> _WRITTEN PROBLEM_: Copy out the final stretch of the listing: the line that contains "Transcribe this image's" and all lines after it, exactly as they appear.

> _INPUT_:
▼
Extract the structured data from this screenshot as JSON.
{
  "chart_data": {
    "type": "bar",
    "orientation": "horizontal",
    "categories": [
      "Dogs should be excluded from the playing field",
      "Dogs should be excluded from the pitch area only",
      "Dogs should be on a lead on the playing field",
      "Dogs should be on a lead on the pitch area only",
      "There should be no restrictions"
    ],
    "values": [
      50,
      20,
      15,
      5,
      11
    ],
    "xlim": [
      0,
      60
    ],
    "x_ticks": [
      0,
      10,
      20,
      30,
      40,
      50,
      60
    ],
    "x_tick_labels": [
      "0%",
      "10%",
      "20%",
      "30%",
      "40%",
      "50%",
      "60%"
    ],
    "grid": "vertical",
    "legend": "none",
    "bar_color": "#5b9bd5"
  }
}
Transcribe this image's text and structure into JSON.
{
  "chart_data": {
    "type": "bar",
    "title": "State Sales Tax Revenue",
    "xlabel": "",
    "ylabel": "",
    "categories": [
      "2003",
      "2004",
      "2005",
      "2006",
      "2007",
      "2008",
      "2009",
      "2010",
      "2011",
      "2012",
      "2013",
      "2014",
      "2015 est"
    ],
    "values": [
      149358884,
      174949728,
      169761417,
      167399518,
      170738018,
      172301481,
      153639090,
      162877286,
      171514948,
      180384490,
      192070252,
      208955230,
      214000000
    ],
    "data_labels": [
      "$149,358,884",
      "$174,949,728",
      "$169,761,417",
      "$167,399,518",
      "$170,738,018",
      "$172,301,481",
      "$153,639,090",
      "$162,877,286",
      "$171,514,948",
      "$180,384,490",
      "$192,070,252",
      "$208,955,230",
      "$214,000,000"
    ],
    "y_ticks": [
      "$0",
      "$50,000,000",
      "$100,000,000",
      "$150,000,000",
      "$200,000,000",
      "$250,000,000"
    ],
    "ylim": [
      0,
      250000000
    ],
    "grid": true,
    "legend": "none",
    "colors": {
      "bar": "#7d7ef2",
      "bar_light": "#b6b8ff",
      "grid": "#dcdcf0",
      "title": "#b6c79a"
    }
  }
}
▲
> _COMPLETE RESPONSE_:
Transcribe this image's text and structure into JSON.
{
  "chart_data": {
    "type": "bar",
    "title": "State Sales Tax Revenue",
    "xlabel": "",
    "ylabel": "",
    "categories": [
      "2003",
      "2004",
      "2005",
      "2006",
      "2007",
      "2008",
      "2009",
      "2010",
      "2011",
      "2012",
      "2013",
      "2014",
      "2015 est"
    ],
    "values": [
      149358884,
      174949728,
      169761417,
      167399518,
      170738018,
      172301481,
      153639090,
      162877286,
      171514948,
      180384490,
      192070252,
      208955230,
      214000000
    ],
    "data_labels": [
      "$149,358,884",
      "$174,949,728",
      "$169,761,417",
      "$167,399,518",
      "$170,738,018",
      "$172,301,481",
      "$153,639,090",
      "$162,877,286",
      "$171,514,948",
      "$180,384,490",
      "$192,070,252",
      "$208,955,230",
      "$214,000,000"
    ],
    "y_ticks": [
      "$0",
      "$50,000,000",
      "$100,000,000",
      "$150,000,000",
      "$200,000,000",
      "$250,000,000"
    ],
    "ylim": [
      0,
      250000000
    ],
    "grid": true,
    "legend": "none",
    "colors": {
      "bar": "#7d7ef2",
      "bar_light": "#b6b8ff",
      "grid": "#dcdcf0",
      "title": "#b6c79a"
    }
  }
}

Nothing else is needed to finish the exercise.